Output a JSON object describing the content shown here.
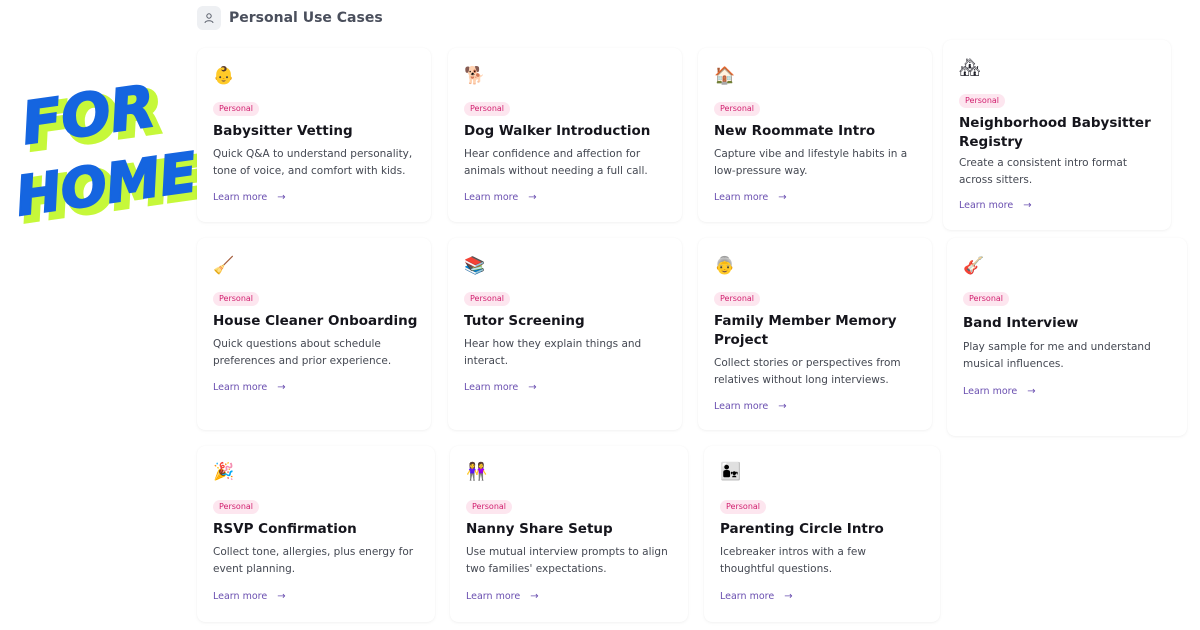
{
  "header": {
    "title": "Personal Use Cases",
    "icon": "user-icon"
  },
  "logo": {
    "line1": "FOR",
    "line2": "HOME",
    "primary_color": "#1565e0",
    "shadow_color": "#c6f83a"
  },
  "badge_color": "#d11f6e",
  "cards": [
    {
      "emoji": "👶",
      "icon": "baby-icon",
      "badge": "Personal",
      "title": "Babysitter Vetting",
      "desc": "Quick Q&A to understand personality, tone of voice, and comfort with kids.",
      "learn": "Learn more"
    },
    {
      "emoji": "🐕",
      "icon": "dog-icon",
      "badge": "Personal",
      "title": "Dog Walker Introduction",
      "desc": "Hear confidence and affection for animals without needing a full call.",
      "learn": "Learn more"
    },
    {
      "emoji": "🏠",
      "icon": "house-icon",
      "badge": "Personal",
      "title": "New Roommate Intro",
      "desc": "Capture vibe and lifestyle habits in a low-pressure way.",
      "learn": "Learn more"
    },
    {
      "emoji": "🏘",
      "icon": "houses-icon",
      "badge": "Personal",
      "title": "Neighborhood Babysitter Registry",
      "desc": "Create a consistent intro format across sitters.",
      "learn": "Learn more"
    },
    {
      "emoji": "🧹",
      "icon": "broom-icon",
      "badge": "Personal",
      "title": "House Cleaner Onboarding",
      "desc": "Quick questions about schedule preferences and prior experience.",
      "learn": "Learn more"
    },
    {
      "emoji": "📚",
      "icon": "books-icon",
      "badge": "Personal",
      "title": "Tutor Screening",
      "desc": "Hear how they explain things and interact.",
      "learn": "Learn more"
    },
    {
      "emoji": "👵",
      "icon": "grandma-icon",
      "badge": "Personal",
      "title": "Family Member Memory Project",
      "desc": "Collect stories or perspectives from relatives without long interviews.",
      "learn": "Learn more"
    },
    {
      "emoji": "🎸",
      "icon": "guitar-icon",
      "badge": "Personal",
      "title": "Band Interview",
      "desc": "Play sample for me and understand musical influences.",
      "learn": "Learn more"
    },
    {
      "emoji": "🎉",
      "icon": "party-popper-icon",
      "badge": "Personal",
      "title": "RSVP Confirmation",
      "desc": "Collect tone, allergies, plus energy for event planning.",
      "learn": "Learn more"
    },
    {
      "emoji": "👭",
      "icon": "two-people-icon",
      "badge": "Personal",
      "title": "Nanny Share Setup",
      "desc": "Use mutual interview prompts to align two families' expectations.",
      "learn": "Learn more"
    },
    {
      "emoji": "👨‍👧",
      "icon": "parent-child-icon",
      "badge": "Personal",
      "title": "Parenting Circle Intro",
      "desc": "Icebreaker intros with a few thoughtful questions.",
      "learn": "Learn more"
    }
  ]
}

+++

#### [WHAT IS ASKED]
Retype each record exactly as it stands, but do not include the pictures.

#### [RESPONSE TO THIS TASK]
Output a JSON object describing the content shown here.
{
  "header": {
    "title": "Personal Use Cases",
    "icon": "user-icon"
  },
  "logo": {
    "line1": "FOR",
    "line2": "HOME",
    "primary_color": "#1565e0",
    "shadow_color": "#c6f83a"
  },
  "badge_color": "#d11f6e",
  "cards": [
    {
      "emoji": "👶",
      "icon": "baby-icon",
      "badge": "Personal",
      "title": "Babysitter Vetting",
      "desc": "Quick Q&A to understand personality, tone of voice, and comfort with kids.",
      "learn": "Learn more"
    },
    {
      "emoji": "🐕",
      "icon": "dog-icon",
      "badge": "Personal",
      "title": "Dog Walker Introduction",
      "desc": "Hear confidence and affection for animals without needing a full call.",
      "learn": "Learn more"
    },
    {
      "emoji": "🏠",
      "icon": "house-icon",
      "badge": "Personal",
      "title": "New Roommate Intro",
      "desc": "Capture vibe and lifestyle habits in a low-pressure way.",
      "learn": "Learn more"
    },
    {
      "emoji": "🏘",
      "icon": "houses-icon",
      "badge": "Personal",
      "title": "Neighborhood Babysitter Registry",
      "desc": "Create a consistent intro format across sitters.",
      "learn": "Learn more"
    },
    {
      "emoji": "🧹",
      "icon": "broom-icon",
      "badge": "Personal",
      "title": "House Cleaner Onboarding",
      "desc": "Quick questions about schedule preferences and prior experience.",
      "learn": "Learn more"
    },
    {
      "emoji": "📚",
      "icon": "books-icon",
      "badge": "Personal",
      "title": "Tutor Screening",
      "desc": "Hear how they explain things and interact.",
      "learn": "Learn more"
    },
    {
      "emoji": "👵",
      "icon": "grandma-icon",
      "badge": "Personal",
      "title": "Family Member Memory Project",
      "desc": "Collect stories or perspectives from relatives without long interviews.",
      "learn": "Learn more"
    },
    {
      "emoji": "🎸",
      "icon": "guitar-icon",
      "badge": "Personal",
      "title": "Band Interview",
      "desc": "Play sample for me and understand musical influences.",
      "learn": "Learn more"
    },
    {
      "emoji": "🎉",
      "icon": "party-popper-icon",
      "badge": "Personal",
      "title": "RSVP Confirmation",
      "desc": "Collect tone, allergies, plus energy for event planning.",
      "learn": "Learn more"
    },
    {
      "emoji": "👭",
      "icon": "two-people-icon",
      "badge": "Personal",
      "title": "Nanny Share Setup",
      "desc": "Use mutual interview prompts to align two families' expectations.",
      "learn": "Learn more"
    },
    {
      "emoji": "👨‍👧",
      "icon": "parent-child-icon",
      "badge": "Personal",
      "title": "Parenting Circle Intro",
      "desc": "Icebreaker intros with a few thoughtful questions.",
      "learn": "Learn more"
    }
  ]
}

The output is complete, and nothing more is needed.